__TASK__
Can you restate the records below word for word?

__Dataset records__
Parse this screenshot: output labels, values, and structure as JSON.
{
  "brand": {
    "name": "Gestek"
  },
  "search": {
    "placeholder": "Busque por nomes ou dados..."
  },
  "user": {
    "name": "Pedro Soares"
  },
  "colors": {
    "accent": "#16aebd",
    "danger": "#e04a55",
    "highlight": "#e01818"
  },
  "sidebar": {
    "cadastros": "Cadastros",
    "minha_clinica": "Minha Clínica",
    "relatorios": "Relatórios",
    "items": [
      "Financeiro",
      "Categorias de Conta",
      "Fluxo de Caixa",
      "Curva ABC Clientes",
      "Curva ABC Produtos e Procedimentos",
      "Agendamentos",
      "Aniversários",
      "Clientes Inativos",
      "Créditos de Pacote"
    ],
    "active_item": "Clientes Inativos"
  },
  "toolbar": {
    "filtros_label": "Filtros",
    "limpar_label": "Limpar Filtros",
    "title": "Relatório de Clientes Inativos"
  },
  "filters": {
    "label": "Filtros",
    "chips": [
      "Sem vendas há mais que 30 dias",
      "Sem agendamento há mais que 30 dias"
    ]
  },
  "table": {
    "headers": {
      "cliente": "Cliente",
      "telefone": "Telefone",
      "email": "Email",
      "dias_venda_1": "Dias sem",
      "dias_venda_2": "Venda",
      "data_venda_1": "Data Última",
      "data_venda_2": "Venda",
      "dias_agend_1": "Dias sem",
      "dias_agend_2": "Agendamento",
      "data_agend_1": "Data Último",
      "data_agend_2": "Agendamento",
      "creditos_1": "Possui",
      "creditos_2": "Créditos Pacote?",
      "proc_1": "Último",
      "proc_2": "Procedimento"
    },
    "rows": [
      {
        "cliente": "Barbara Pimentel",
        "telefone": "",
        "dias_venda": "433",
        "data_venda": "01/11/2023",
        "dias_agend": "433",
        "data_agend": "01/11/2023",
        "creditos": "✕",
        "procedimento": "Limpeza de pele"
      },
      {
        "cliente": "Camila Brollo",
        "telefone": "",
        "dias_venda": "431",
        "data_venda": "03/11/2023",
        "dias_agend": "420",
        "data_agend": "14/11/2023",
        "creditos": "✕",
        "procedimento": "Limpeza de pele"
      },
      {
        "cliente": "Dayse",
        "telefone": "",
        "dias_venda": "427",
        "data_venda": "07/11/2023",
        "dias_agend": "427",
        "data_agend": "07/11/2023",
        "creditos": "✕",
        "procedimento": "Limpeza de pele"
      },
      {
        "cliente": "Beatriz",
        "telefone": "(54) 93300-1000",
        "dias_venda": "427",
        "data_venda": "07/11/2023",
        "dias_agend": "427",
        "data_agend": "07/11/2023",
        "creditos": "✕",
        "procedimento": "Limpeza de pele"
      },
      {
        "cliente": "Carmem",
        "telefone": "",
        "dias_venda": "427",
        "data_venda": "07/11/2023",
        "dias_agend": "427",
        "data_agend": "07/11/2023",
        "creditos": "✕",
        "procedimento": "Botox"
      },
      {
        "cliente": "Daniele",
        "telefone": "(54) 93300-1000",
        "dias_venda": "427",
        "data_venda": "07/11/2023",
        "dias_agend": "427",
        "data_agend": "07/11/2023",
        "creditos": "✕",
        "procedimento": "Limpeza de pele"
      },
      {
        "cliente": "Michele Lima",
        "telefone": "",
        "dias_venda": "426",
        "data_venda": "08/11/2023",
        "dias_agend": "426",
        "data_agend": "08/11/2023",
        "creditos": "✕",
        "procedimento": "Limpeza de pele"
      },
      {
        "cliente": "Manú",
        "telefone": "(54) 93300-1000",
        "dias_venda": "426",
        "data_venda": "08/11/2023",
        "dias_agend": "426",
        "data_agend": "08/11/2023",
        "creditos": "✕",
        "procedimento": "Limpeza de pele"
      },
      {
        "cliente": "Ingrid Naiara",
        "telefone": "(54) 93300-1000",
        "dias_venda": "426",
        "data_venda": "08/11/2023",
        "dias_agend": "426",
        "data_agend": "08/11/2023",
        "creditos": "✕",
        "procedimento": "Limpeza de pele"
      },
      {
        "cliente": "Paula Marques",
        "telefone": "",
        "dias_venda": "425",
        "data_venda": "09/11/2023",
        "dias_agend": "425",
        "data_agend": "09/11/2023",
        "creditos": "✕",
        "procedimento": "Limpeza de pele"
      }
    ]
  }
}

__CORRECT RESULT__
Parse this screenshot: output labels, values, and structure as JSON.
{
  "brand": {
    "name": "Gestek"
  },
  "search": {
    "placeholder": "Busque por nomes ou dados..."
  },
  "user": {
    "name": "Pedro Soares"
  },
  "colors": {
    "accent": "#16aebd",
    "danger": "#e04a55",
    "highlight": "#e01818"
  },
  "sidebar": {
    "cadastros": "Cadastros",
    "minha_clinica": "Minha Clínica",
    "relatorios": "Relatórios",
    "items": [
      "Financeiro",
      "Categorias de Conta",
      "Fluxo de Caixa",
      "Curva ABC Clientes",
      "Curva ABC Produtos e Procedimentos",
      "Agendamentos",
      "Aniversários",
      "Clientes Inativos",
      "Créditos de Pacote"
    ],
    "active_item": "Clientes Inativos"
  },
  "toolbar": {
    "filtros_label": "Filtros",
    "limpar_label": "Limpar Filtros",
    "title": "Relatório de Clientes Inativos"
  },
  "filters": {
    "label": "Filtros",
    "chips": [
      "Sem vendas há mais que 30 dias",
      "Sem agendamento há mais que 30 dias"
    ]
  },
  "table": {
    "headers": {
      "cliente": "Cliente",
      "telefone": "Telefone",
      "email": "Email",
      "dias_venda_1": "Dias sem",
      "dias_venda_2": "Venda",
      "data_venda_1": "Data Última",
      "data_venda_2": "Venda",
      "dias_agend_1": "Dias sem",
      "dias_agend_2": "Agendamento",
      "data_agend_1": "Data Último",
      "data_agend_2": "Agendamento",
      "creditos_1": "Possui",
      "creditos_2": "Créditos Pacote?",
      "proc_1": "Último",
      "proc_2": "Procedimento"
    },
    "rows": [
      {
        "cliente": "Barbara Pimentel",
        "telefone": "",
        "dias_venda": "433",
        "data_venda": "01/11/2023",
        "dias_agend": "433",
        "data_agend": "01/11/2023",
        "creditos": "✕",
        "procedimento": "Limpeza de pele"
      },
      {
        "cliente": "Camila Brollo",
        "telefone": "",
        "dias_venda": "431",
        "data_venda": "03/11/2023",
        "dias_agend": "420",
        "data_agend": "14/11/2023",
        "creditos": "✕",
        "procedimento": "Limpeza de pele"
      },
      {
        "cliente": "Dayse",
        "telefone": "",
        "dias_venda": "427",
        "data_venda": "07/11/2023",
        "dias_agend": "427",
        "data_agend": "07/11/2023",
        "creditos": "✕",
        "procedimento": "Limpeza de pele"
      },
      {
        "cliente": "Beatriz",
        "telefone": "(54) 93300-1000",
        "dias_venda": "427",
        "data_venda": "07/11/2023",
        "dias_agend": "427",
        "data_agend": "07/11/2023",
        "creditos": "✕",
        "procedimento": "Limpeza de pele"
      },
      {
        "cliente": "Carmem",
        "telefone": "",
        "dias_venda": "427",
        "data_venda": "07/11/2023",
        "dias_agend": "427",
        "data_agend": "07/11/2023",
        "creditos": "✕",
        "procedimento": "Botox"
      },
      {
        "cliente": "Daniele",
        "telefone": "(54) 93300-1000",
        "dias_venda": "427",
        "data_venda": "07/11/2023",
        "dias_agend": "427",
        "data_agend": "07/11/2023",
        "creditos": "✕",
        "procedimento": "Limpeza de pele"
      },
      {
        "cliente": "Michele Lima",
        "telefone": "",
        "dias_venda": "426",
        "data_venda": "08/11/2023",
        "dias_agend": "426",
        "data_agend": "08/11/2023",
        "creditos": "✕",
        "procedimento": "Limpeza de pele"
      },
      {
        "cliente": "Manú",
        "telefone": "(54) 93300-1000",
        "dias_venda": "426",
        "data_venda": "08/11/2023",
        "dias_agend": "426",
        "data_agend": "08/11/2023",
        "creditos": "✕",
        "procedimento": "Limpeza de pele"
      },
      {
        "cliente": "Ingrid Naiara",
        "telefone": "(54) 93300-1000",
        "dias_venda": "426",
        "data_venda": "08/11/2023",
        "dias_agend": "426",
        "data_agend": "08/11/2023",
        "creditos": "✕",
        "procedimento": "Limpeza de pele"
      },
      {
        "cliente": "Paula Marques",
        "telefone": "",
        "dias_venda": "425",
        "data_venda": "09/11/2023",
        "dias_agend": "425",
        "data_agend": "09/11/2023",
        "creditos": "✕",
        "procedimento": "Limpeza de pele"
      }
    ]
  }
}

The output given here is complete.